PARTS OF THE EXERCISE:
(A) According to the page on the film Desecrated, who rated the film 1 star out of 5?
(B) Does each statement agree with the page on the film Desecrated? (i) The film was released to DVD and VOD in the United Kingdom in 2016. (ii) The film has a running time of 90 minutes. (iii) Michael DeFillipo of Horror Society gave the film a score of 5/10. Answer yes or no for each, and quote the deciding words of the page.

PAGE EXCERPT:

*** Begin section ***

- Directed by: Rob Federic
- Written by: Cecil Chambers
- Produced by: Cecil Chambers E. Dylan Costa Chris Nassif
- Starring: Haylie Duff; Michael Ironside; Gonzalo Menendez; Gib Gerard; Paul James; Wilmer Calderon; Heather Sossaman;
- Cinematography: Bruce Logan
- Edited by: E. Dylan Costa Robert A. Feretti
- Production companies: Evenflow Entertainment Triumphant Pictures
- Distributed by: Uncork'd Entertainment
- Release date: 26 January 2015;
- Running time: 82 minutes
- Country: United States
- Language: English

= Desecrated (film) =

Desecrated is a 2015 American slasher film directed by Rob Federic and written by Cecil Chambers, starring Haylie Duff, Michael Ironside, Gonzalo Menendez, Gib Gerard, Paul James, Wilmer Calderon and Heather Sossaman.

==Release==
The film was released to DVD in the United States in January 2015. It was released to DVD and VOD in the United Kingdom on 16 May 2016.

==Reception==
Richelle Charkot of Horror DNA rated the film 2.5 stars out of 5 and wrote that while it "has a very amateur script and production quality and is by no means a good film", it is "not the train wreck that it could be." Michael DeFillipo of Horror Society gave the film a score of 5/10 and stated that the "only real problem here is that Desecrated is nothing new." Joel Harley of Starburst wrote that the film "is like every budget backwoods horror film you’ve ever seen, balled up into one, without any invention or ideas of its own." Daniel Goodwin of Scream rated the film 1 star out of 5 and wrote that it "goes some way to testing our affection by insipidly worming every stalk-and-slash trait into a skeletal plot-line and then cosmically botching the execution."

*** End section ***

DATA:
*** Begin section ***

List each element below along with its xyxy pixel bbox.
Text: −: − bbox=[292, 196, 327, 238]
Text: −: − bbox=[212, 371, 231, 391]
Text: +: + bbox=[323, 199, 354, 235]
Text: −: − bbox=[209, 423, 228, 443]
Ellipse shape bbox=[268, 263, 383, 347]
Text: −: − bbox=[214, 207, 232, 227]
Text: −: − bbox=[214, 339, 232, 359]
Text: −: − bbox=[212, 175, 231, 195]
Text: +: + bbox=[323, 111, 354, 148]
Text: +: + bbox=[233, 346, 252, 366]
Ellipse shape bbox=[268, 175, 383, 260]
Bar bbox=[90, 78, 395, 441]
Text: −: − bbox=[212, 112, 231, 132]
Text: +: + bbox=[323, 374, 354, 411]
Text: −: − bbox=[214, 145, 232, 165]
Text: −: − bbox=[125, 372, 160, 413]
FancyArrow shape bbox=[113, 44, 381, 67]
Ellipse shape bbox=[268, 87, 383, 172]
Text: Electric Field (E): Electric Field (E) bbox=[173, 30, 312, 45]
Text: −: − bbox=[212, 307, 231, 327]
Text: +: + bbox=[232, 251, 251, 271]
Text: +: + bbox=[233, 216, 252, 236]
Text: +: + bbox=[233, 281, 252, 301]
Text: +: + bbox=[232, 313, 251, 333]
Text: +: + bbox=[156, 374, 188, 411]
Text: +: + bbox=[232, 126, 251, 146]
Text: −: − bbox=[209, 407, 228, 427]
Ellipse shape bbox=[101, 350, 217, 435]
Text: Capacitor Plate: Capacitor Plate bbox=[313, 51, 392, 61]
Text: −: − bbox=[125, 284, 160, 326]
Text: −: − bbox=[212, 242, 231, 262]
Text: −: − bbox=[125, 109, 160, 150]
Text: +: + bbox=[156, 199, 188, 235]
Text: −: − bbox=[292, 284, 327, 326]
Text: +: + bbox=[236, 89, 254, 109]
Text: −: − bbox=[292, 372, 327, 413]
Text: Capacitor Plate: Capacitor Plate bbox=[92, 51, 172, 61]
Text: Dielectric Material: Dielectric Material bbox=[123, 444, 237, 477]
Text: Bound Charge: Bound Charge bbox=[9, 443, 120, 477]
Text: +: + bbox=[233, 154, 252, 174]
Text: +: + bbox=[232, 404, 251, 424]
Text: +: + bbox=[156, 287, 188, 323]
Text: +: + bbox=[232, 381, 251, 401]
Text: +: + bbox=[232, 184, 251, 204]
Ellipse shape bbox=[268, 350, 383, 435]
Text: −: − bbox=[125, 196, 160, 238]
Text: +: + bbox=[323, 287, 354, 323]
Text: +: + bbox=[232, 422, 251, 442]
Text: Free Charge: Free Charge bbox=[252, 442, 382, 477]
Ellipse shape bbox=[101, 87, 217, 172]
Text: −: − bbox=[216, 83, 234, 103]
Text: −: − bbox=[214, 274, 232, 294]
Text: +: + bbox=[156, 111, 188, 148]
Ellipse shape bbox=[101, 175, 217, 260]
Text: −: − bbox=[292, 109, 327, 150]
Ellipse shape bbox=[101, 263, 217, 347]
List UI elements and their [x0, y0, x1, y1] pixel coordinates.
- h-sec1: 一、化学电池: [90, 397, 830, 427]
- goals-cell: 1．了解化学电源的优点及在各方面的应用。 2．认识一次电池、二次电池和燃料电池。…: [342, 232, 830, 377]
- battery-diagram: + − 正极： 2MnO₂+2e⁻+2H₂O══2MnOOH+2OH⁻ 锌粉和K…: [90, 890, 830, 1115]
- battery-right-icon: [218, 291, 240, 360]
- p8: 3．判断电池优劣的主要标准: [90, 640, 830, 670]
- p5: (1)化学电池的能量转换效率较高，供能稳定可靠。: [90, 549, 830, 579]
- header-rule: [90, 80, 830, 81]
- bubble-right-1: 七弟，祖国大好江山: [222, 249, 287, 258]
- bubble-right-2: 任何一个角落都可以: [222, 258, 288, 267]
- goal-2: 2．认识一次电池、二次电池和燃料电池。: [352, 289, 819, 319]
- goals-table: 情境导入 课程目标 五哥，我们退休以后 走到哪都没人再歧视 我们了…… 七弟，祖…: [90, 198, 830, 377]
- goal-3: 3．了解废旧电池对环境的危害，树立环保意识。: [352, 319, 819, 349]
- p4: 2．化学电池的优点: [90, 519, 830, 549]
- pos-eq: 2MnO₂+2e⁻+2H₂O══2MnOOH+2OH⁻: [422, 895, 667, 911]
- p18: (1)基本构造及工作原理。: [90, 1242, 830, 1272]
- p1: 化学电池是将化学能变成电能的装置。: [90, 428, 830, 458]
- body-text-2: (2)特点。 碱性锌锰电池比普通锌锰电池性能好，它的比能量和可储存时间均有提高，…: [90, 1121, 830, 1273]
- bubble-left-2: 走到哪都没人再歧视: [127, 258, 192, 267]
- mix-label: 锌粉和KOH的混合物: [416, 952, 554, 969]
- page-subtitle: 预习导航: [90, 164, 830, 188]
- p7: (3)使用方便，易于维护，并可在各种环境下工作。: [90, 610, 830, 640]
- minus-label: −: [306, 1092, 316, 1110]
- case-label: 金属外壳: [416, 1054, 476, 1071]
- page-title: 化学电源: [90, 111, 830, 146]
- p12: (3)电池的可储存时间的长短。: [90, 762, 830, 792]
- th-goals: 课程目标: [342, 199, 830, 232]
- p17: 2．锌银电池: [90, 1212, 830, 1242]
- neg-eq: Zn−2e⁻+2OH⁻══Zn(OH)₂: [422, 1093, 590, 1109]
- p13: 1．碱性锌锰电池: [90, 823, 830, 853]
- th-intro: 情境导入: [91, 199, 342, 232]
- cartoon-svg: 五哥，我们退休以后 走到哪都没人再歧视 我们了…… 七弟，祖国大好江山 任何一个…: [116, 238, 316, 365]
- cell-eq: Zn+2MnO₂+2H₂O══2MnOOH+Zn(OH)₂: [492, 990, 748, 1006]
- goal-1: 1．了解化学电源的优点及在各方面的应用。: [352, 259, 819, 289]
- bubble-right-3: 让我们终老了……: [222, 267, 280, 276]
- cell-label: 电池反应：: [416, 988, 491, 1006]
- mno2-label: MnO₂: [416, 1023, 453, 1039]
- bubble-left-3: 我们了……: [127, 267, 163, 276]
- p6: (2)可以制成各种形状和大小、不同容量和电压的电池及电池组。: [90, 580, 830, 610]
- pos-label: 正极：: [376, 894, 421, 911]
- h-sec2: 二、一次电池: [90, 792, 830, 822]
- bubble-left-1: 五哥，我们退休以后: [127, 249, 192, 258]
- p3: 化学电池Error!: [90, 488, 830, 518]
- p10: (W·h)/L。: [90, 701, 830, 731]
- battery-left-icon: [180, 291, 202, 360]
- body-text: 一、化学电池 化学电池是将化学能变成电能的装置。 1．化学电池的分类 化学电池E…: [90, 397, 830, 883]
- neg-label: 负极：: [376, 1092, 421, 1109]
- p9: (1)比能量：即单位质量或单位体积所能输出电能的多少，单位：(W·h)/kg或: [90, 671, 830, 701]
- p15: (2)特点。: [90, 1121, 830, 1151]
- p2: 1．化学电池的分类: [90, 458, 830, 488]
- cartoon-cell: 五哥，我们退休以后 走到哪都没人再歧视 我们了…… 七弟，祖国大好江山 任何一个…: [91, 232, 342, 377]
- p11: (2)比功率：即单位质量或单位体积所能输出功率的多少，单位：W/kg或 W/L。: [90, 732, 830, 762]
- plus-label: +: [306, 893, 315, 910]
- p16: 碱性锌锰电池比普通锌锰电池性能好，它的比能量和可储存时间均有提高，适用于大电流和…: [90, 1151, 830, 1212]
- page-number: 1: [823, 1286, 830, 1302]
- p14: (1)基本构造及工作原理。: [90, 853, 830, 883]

*** End section ***

ANSWER LIST:
(A) Daniel Goodwin of Scream rated it 1 star out of 5.

(B)
(i) Yes: "It was released to DVD and VOD in the United Kingdom on 16 May 2016."
(ii) No: "Running time: 82 minutes"
(iii) Yes: "Michael DeFillipo of Horror Society gave the film a score of 5/10"